§ DIRECTIVES
A. Which Indiana Rule of Evidence does the former testimony text cite as providing a hearsay exception for the prior testimony of an unavailable declarant?
B. Transcribe the part of the former testimony text that opens with the words containing "Davis v. State, 13" and closes with "Ct. 155 (2013))".

§ TEXT
Former Testimony

In general

• As a general rule, the prior testimony of a witness offered in court to prove the truth of the matter asserted represents classic hearsay.

Rhea v. State, 814 N.E.2d 1031, 1032 (Ind. Ct. App. 2004), trans. denied(citing Guy v. State, 755 N.E.2d 248, 253 (Ind. Ct. App. 2001), reh’g denied, trans. denied)

See Berkman v. State, 976 N.E.2d 68, 74 (Ind. Ct. App. 2012), trans. denied, cert. denied, 134 S. Ct. 155 (2013)(“Prior testimony is hearsay . . . .”)

See also Morgan v. State, 903 N.E.2d 1010, 1015 (Ind. Ct. App. 2009), trans. denied(quoting Garner v. State, 777 N.E.2d 721, 724 (Ind. 2002))(“‘Generally, deposition testimony of an absent witness offered in court to prove the truth of the matter asserted constitutes classic hearsay.’”)

• Indiana Rule of Evidence 804 provides a hearsay exception for the prior testimony of a declarant who is “unavailable” as a witness.

Davis v. State, 13 N.E.3d 939, 945 (Ind. Ct. App. 2014), trans. denied(citing Berkman v. State, 976 N.E.2d 68, 74 (Ind. Ct. App. 2012), trans. denied, cert. denied, 134 S. Ct. 155 (2013))

See Morgan v. State, 903 N.E.2d 1010, 1015 (Ind. Ct. App. 2009), trans. denied(citing Garner v. State, 777 N.E.2d 721, 724 (Ind. 2002))(“Exceptions to the hearsay rule are found in Indiana Evidence Rule 804, which allows the use of prior recorded testimony in lieu of live testimony in certain circumstances.”)

Exception to the rule against hearsay: Text

• The following are not excluded by the hearsay rule if the declarant is unavailable as a witness.

(1) Former Testimony. Testimony that:

(A) was given as a witness at a trial, hearing, or lawful deposition, whether given during the current proceeding or a different one; and

(B) is now offered against a party who had . . . an opportunity and similar motive to develop it by direct, cross-, or redirect examination.

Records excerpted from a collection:
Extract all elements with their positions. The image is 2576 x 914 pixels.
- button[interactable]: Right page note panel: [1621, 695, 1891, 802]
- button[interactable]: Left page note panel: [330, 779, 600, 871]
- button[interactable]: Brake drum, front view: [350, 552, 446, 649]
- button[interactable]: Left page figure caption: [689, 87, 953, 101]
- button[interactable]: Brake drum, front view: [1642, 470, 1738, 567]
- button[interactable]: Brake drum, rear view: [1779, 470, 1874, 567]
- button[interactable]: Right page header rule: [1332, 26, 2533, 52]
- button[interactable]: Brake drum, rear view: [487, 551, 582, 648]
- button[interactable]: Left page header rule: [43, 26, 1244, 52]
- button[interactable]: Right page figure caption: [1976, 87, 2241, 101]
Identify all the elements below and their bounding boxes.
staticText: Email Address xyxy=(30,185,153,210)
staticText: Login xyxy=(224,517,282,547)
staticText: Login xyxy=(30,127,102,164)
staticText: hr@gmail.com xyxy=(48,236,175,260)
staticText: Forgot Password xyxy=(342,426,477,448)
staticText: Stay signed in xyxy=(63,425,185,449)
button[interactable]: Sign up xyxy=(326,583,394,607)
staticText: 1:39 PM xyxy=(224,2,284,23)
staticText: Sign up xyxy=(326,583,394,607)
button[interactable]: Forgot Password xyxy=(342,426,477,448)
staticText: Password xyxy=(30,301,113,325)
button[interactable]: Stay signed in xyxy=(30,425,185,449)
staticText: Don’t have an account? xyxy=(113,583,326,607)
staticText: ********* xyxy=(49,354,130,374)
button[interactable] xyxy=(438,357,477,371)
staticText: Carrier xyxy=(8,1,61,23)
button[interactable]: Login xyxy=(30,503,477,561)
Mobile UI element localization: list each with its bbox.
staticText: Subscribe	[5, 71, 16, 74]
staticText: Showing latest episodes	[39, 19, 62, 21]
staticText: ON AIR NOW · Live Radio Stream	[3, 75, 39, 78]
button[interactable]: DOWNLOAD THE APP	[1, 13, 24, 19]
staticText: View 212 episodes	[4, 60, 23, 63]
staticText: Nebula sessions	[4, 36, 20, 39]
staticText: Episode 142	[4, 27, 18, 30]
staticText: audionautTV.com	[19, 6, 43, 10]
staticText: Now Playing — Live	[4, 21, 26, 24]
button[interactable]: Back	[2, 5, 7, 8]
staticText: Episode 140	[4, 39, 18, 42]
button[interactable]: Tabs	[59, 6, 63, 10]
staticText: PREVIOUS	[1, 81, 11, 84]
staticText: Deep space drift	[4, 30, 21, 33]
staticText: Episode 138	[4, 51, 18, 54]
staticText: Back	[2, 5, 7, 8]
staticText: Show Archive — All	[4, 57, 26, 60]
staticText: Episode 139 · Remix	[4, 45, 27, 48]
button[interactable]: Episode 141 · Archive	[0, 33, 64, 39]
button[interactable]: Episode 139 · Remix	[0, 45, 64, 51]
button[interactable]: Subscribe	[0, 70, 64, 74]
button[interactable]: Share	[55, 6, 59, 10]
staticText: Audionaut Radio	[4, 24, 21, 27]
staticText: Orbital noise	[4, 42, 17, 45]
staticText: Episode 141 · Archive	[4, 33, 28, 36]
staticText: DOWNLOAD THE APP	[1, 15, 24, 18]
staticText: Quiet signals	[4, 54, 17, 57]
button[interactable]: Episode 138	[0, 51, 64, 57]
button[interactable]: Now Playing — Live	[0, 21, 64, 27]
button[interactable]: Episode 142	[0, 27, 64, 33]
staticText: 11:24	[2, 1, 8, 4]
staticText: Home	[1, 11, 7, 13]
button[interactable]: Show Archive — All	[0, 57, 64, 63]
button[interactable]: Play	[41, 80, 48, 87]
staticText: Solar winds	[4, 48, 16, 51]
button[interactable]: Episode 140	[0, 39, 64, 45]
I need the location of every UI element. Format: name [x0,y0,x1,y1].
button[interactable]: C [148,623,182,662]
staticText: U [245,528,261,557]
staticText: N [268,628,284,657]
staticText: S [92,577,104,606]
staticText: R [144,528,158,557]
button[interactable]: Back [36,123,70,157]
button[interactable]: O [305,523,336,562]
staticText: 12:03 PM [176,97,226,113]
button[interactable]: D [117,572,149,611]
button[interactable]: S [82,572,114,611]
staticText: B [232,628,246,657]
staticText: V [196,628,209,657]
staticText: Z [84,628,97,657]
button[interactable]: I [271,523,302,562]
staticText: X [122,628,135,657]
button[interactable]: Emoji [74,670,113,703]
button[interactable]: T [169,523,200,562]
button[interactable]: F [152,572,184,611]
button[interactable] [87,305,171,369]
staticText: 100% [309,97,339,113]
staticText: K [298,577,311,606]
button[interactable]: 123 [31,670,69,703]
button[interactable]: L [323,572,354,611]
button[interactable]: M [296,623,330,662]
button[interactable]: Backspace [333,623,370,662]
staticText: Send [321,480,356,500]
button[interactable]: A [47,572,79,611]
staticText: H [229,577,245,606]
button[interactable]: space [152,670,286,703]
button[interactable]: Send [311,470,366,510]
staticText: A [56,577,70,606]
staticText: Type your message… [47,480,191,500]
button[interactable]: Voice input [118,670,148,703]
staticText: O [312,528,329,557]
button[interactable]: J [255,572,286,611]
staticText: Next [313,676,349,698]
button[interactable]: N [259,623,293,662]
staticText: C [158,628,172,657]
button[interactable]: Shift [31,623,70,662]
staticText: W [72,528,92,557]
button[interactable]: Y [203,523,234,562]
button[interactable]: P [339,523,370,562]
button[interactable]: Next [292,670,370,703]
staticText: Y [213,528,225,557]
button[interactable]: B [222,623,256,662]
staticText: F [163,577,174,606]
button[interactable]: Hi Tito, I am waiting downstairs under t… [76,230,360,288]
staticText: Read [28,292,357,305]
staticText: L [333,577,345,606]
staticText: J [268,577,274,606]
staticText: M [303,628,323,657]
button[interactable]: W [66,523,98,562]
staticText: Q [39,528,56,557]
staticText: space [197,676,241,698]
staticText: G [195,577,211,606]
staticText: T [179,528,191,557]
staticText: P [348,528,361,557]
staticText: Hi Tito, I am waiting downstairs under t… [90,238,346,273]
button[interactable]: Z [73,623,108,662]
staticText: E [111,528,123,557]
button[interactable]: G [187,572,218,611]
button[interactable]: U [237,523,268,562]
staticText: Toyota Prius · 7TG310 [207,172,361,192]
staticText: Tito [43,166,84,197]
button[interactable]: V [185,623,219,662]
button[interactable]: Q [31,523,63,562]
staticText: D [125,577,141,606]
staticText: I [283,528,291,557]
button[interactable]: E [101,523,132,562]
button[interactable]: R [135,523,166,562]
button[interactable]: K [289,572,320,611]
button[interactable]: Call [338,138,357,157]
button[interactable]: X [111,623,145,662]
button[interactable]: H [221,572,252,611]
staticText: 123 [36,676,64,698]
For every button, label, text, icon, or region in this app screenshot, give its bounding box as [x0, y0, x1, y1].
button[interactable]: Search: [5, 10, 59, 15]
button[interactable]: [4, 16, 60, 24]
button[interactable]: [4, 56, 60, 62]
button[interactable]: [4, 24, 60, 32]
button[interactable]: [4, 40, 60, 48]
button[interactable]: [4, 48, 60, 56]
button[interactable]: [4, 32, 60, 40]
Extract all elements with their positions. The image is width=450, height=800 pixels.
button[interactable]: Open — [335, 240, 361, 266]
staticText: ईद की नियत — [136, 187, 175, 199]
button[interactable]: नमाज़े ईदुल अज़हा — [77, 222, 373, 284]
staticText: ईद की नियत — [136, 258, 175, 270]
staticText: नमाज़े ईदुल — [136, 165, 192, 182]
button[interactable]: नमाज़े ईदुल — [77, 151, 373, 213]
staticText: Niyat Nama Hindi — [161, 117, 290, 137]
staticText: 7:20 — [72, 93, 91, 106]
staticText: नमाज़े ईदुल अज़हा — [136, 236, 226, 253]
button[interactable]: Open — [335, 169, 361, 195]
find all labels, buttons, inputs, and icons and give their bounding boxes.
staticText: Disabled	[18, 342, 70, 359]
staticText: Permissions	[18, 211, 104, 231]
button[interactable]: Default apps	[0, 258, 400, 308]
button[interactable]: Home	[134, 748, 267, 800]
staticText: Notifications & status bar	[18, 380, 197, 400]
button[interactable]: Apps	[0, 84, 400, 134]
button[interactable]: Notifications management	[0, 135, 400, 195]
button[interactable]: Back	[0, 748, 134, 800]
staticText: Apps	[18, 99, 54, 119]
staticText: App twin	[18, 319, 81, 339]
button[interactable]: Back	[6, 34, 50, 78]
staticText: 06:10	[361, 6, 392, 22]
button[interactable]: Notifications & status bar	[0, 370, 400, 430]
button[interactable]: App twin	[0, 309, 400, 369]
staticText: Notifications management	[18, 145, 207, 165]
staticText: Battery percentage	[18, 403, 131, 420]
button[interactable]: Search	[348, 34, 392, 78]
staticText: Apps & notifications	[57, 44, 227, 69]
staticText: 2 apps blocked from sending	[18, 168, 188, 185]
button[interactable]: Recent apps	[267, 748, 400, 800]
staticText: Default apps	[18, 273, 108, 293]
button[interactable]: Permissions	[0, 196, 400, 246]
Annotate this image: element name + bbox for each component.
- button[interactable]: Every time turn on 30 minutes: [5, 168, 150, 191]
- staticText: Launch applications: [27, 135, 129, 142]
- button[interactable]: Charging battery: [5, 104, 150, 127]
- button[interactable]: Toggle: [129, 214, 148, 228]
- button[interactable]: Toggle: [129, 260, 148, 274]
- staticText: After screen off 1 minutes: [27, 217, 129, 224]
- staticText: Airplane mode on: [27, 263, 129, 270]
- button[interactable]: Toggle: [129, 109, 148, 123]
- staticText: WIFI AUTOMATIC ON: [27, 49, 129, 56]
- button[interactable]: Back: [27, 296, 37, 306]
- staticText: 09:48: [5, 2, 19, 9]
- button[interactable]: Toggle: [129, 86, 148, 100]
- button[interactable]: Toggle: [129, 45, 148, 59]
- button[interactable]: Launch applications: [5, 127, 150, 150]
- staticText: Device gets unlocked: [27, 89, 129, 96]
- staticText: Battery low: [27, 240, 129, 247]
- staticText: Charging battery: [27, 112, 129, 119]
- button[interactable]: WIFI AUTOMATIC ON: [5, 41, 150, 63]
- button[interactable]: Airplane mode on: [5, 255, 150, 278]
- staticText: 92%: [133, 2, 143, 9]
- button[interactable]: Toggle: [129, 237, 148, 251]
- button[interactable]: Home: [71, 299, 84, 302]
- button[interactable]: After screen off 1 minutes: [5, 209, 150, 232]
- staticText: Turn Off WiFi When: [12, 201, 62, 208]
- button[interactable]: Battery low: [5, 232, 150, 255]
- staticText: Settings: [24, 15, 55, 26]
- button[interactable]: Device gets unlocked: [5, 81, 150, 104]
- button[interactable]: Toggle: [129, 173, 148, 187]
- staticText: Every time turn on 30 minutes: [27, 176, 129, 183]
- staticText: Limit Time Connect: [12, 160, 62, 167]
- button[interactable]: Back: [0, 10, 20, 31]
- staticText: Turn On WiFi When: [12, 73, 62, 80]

§ ANSWERS IN ORDER
A. Indiana Rule of Evidence 804.

B.
Davis v. State, 13 N.E.3d 939, 945 (Ind. Ct. App. 2014), trans. denied(citing Berkman v. State, 976 N.E.2d 68, 74 (Ind. Ct. App. 2012), trans. denied, cert. denied, 134 S. Ct. 155 (2013))